Dataset items
--
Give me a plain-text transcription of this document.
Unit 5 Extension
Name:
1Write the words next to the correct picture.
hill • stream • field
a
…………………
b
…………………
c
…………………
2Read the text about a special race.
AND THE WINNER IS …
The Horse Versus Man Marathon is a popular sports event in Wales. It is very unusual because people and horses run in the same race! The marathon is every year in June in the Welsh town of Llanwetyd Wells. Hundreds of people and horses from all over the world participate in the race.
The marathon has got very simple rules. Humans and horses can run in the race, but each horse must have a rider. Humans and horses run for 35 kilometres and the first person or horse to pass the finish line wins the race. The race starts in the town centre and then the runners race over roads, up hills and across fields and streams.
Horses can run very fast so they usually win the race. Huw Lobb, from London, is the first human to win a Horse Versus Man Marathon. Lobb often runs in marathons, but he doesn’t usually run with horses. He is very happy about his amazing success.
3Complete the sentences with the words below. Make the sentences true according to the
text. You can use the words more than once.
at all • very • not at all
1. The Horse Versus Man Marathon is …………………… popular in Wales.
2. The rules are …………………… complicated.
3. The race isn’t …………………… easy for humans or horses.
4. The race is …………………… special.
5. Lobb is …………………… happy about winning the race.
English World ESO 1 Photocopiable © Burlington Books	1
--
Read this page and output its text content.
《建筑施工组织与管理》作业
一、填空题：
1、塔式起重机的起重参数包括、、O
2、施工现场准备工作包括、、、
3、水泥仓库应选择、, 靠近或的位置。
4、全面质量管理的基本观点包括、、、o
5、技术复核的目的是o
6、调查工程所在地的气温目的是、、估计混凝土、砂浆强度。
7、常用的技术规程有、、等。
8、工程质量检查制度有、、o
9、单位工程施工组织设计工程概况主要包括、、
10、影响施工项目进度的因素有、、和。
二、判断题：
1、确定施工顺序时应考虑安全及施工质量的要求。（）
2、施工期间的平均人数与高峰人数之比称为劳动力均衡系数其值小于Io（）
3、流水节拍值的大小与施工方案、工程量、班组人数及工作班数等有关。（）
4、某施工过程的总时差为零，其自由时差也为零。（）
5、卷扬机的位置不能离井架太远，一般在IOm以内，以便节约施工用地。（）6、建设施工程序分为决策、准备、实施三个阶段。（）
--
| What the task asks |
Report how many lines above hold the string "with", giving nothing but the number.

| Answer for the task |
2